> PROVIDED DATA

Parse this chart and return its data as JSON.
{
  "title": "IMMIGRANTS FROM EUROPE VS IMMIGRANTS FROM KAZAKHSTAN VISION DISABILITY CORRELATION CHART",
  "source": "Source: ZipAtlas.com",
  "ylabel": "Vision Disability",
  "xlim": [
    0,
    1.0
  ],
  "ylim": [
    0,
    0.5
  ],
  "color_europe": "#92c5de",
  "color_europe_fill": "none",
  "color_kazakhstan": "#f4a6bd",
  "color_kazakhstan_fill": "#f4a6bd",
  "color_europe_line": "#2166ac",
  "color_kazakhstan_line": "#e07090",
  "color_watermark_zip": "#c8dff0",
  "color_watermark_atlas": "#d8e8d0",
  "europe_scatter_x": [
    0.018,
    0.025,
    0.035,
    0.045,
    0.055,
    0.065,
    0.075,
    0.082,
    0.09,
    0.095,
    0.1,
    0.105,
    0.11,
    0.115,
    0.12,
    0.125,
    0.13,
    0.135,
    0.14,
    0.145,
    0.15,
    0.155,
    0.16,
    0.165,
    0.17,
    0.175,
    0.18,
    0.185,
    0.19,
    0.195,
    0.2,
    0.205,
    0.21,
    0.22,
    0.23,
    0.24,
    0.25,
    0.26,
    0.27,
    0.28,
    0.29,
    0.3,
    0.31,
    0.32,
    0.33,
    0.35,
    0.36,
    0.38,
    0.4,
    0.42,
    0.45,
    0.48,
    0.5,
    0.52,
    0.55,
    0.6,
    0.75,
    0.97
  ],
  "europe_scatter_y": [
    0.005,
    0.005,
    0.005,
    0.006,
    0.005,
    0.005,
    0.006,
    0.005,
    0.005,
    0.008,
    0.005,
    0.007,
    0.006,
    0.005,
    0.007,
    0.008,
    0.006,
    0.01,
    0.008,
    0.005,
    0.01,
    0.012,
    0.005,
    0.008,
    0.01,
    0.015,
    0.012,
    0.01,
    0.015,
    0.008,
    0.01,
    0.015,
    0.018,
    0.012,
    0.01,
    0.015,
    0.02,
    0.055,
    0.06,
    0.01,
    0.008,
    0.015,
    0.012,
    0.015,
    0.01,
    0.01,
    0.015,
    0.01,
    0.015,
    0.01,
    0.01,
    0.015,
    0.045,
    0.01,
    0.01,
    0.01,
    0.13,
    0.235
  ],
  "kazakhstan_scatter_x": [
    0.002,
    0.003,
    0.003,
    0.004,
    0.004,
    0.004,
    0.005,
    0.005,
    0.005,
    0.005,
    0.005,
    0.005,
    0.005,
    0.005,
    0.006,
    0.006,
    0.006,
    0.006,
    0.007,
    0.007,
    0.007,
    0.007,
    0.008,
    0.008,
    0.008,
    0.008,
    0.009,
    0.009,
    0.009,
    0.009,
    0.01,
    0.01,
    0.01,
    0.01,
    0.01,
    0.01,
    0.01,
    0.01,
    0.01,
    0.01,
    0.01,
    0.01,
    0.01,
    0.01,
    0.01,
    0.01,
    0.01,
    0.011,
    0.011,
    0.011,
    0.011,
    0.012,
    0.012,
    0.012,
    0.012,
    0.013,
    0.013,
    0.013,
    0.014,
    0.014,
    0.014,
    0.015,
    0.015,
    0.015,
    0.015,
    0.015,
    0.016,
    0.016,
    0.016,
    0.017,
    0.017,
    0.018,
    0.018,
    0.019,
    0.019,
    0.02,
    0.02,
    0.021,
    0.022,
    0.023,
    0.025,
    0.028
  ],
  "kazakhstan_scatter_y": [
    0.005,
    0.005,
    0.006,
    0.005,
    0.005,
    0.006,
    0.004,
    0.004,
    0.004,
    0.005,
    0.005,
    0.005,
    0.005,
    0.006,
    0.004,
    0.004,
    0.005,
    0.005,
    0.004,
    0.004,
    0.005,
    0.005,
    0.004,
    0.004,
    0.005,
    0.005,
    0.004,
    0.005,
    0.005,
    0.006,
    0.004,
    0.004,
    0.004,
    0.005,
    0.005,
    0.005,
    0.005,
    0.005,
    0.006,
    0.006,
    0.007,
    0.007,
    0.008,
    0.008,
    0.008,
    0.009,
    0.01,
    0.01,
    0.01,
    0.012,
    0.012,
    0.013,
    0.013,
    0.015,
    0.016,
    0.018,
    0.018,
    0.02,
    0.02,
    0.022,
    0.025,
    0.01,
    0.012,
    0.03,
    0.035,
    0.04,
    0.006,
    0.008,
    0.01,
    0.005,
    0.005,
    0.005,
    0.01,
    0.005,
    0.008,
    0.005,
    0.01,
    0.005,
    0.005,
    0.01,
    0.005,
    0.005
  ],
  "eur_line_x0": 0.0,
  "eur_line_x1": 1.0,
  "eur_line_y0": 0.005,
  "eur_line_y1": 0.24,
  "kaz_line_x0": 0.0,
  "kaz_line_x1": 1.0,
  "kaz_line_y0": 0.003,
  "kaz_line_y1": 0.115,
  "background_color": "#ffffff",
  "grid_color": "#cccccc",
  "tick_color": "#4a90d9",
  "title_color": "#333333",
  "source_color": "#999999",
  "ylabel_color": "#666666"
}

> WORK REQUIRED
Repeat each entry word for word.

> ANSWER TO THIS TASK
Parse this chart and return its data as JSON.
{
  "title": "IMMIGRANTS FROM EUROPE VS IMMIGRANTS FROM KAZAKHSTAN VISION DISABILITY CORRELATION CHART",
  "source": "Source: ZipAtlas.com",
  "ylabel": "Vision Disability",
  "xlim": [
    0,
    1.0
  ],
  "ylim": [
    0,
    0.5
  ],
  "color_europe": "#92c5de",
  "color_europe_fill": "none",
  "color_kazakhstan": "#f4a6bd",
  "color_kazakhstan_fill": "#f4a6bd",
  "color_europe_line": "#2166ac",
  "color_kazakhstan_line": "#e07090",
  "color_watermark_zip": "#c8dff0",
  "color_watermark_atlas": "#d8e8d0",
  "europe_scatter_x": [
    0.018,
    0.025,
    0.035,
    0.045,
    0.055,
    0.065,
    0.075,
    0.082,
    0.09,
    0.095,
    0.1,
    0.105,
    0.11,
    0.115,
    0.12,
    0.125,
    0.13,
    0.135,
    0.14,
    0.145,
    0.15,
    0.155,
    0.16,
    0.165,
    0.17,
    0.175,
    0.18,
    0.185,
    0.19,
    0.195,
    0.2,
    0.205,
    0.21,
    0.22,
    0.23,
    0.24,
    0.25,
    0.26,
    0.27,
    0.28,
    0.29,
    0.3,
    0.31,
    0.32,
    0.33,
    0.35,
    0.36,
    0.38,
    0.4,
    0.42,
    0.45,
    0.48,
    0.5,
    0.52,
    0.55,
    0.6,
    0.75,
    0.97
  ],
  "europe_scatter_y": [
    0.005,
    0.005,
    0.005,
    0.006,
    0.005,
    0.005,
    0.006,
    0.005,
    0.005,
    0.008,
    0.005,
    0.007,
    0.006,
    0.005,
    0.007,
    0.008,
    0.006,
    0.01,
    0.008,
    0.005,
    0.01,
    0.012,
    0.005,
    0.008,
    0.01,
    0.015,
    0.012,
    0.01,
    0.015,
    0.008,
    0.01,
    0.015,
    0.018,
    0.012,
    0.01,
    0.015,
    0.02,
    0.055,
    0.06,
    0.01,
    0.008,
    0.015,
    0.012,
    0.015,
    0.01,
    0.01,
    0.015,
    0.01,
    0.015,
    0.01,
    0.01,
    0.015,
    0.045,
    0.01,
    0.01,
    0.01,
    0.13,
    0.235
  ],
  "kazakhstan_scatter_x": [
    0.002,
    0.003,
    0.003,
    0.004,
    0.004,
    0.004,
    0.005,
    0.005,
    0.005,
    0.005,
    0.005,
    0.005,
    0.005,
    0.005,
    0.006,
    0.006,
    0.006,
    0.006,
    0.007,
    0.007,
    0.007,
    0.007,
    0.008,
    0.008,
    0.008,
    0.008,
    0.009,
    0.009,
    0.009,
    0.009,
    0.01,
    0.01,
    0.01,
    0.01,
    0.01,
    0.01,
    0.01,
    0.01,
    0.01,
    0.01,
    0.01,
    0.01,
    0.01,
    0.01,
    0.01,
    0.01,
    0.01,
    0.011,
    0.011,
    0.011,
    0.011,
    0.012,
    0.012,
    0.012,
    0.012,
    0.013,
    0.013,
    0.013,
    0.014,
    0.014,
    0.014,
    0.015,
    0.015,
    0.015,
    0.015,
    0.015,
    0.016,
    0.016,
    0.016,
    0.017,
    0.017,
    0.018,
    0.018,
    0.019,
    0.019,
    0.02,
    0.02,
    0.021,
    0.022,
    0.023,
    0.025,
    0.028
  ],
  "kazakhstan_scatter_y": [
    0.005,
    0.005,
    0.006,
    0.005,
    0.005,
    0.006,
    0.004,
    0.004,
    0.004,
    0.005,
    0.005,
    0.005,
    0.005,
    0.006,
    0.004,
    0.004,
    0.005,
    0.005,
    0.004,
    0.004,
    0.005,
    0.005,
    0.004,
    0.004,
    0.005,
    0.005,
    0.004,
    0.005,
    0.005,
    0.006,
    0.004,
    0.004,
    0.004,
    0.005,
    0.005,
    0.005,
    0.005,
    0.005,
    0.006,
    0.006,
    0.007,
    0.007,
    0.008,
    0.008,
    0.008,
    0.009,
    0.01,
    0.01,
    0.01,
    0.012,
    0.012,
    0.013,
    0.013,
    0.015,
    0.016,
    0.018,
    0.018,
    0.02,
    0.02,
    0.022,
    0.025,
    0.01,
    0.012,
    0.03,
    0.035,
    0.04,
    0.006,
    0.008,
    0.01,
    0.005,
    0.005,
    0.005,
    0.01,
    0.005,
    0.008,
    0.005,
    0.01,
    0.005,
    0.005,
    0.01,
    0.005,
    0.005
  ],
  "eur_line_x0": 0.0,
  "eur_line_x1": 1.0,
  "eur_line_y0": 0.005,
  "eur_line_y1": 0.24,
  "kaz_line_x0": 0.0,
  "kaz_line_x1": 1.0,
  "kaz_line_y0": 0.003,
  "kaz_line_y1": 0.115,
  "background_color": "#ffffff",
  "grid_color": "#cccccc",
  "tick_color": "#4a90d9",
  "title_color": "#333333",
  "source_color": "#999999",
  "ylabel_color": "#666666"
}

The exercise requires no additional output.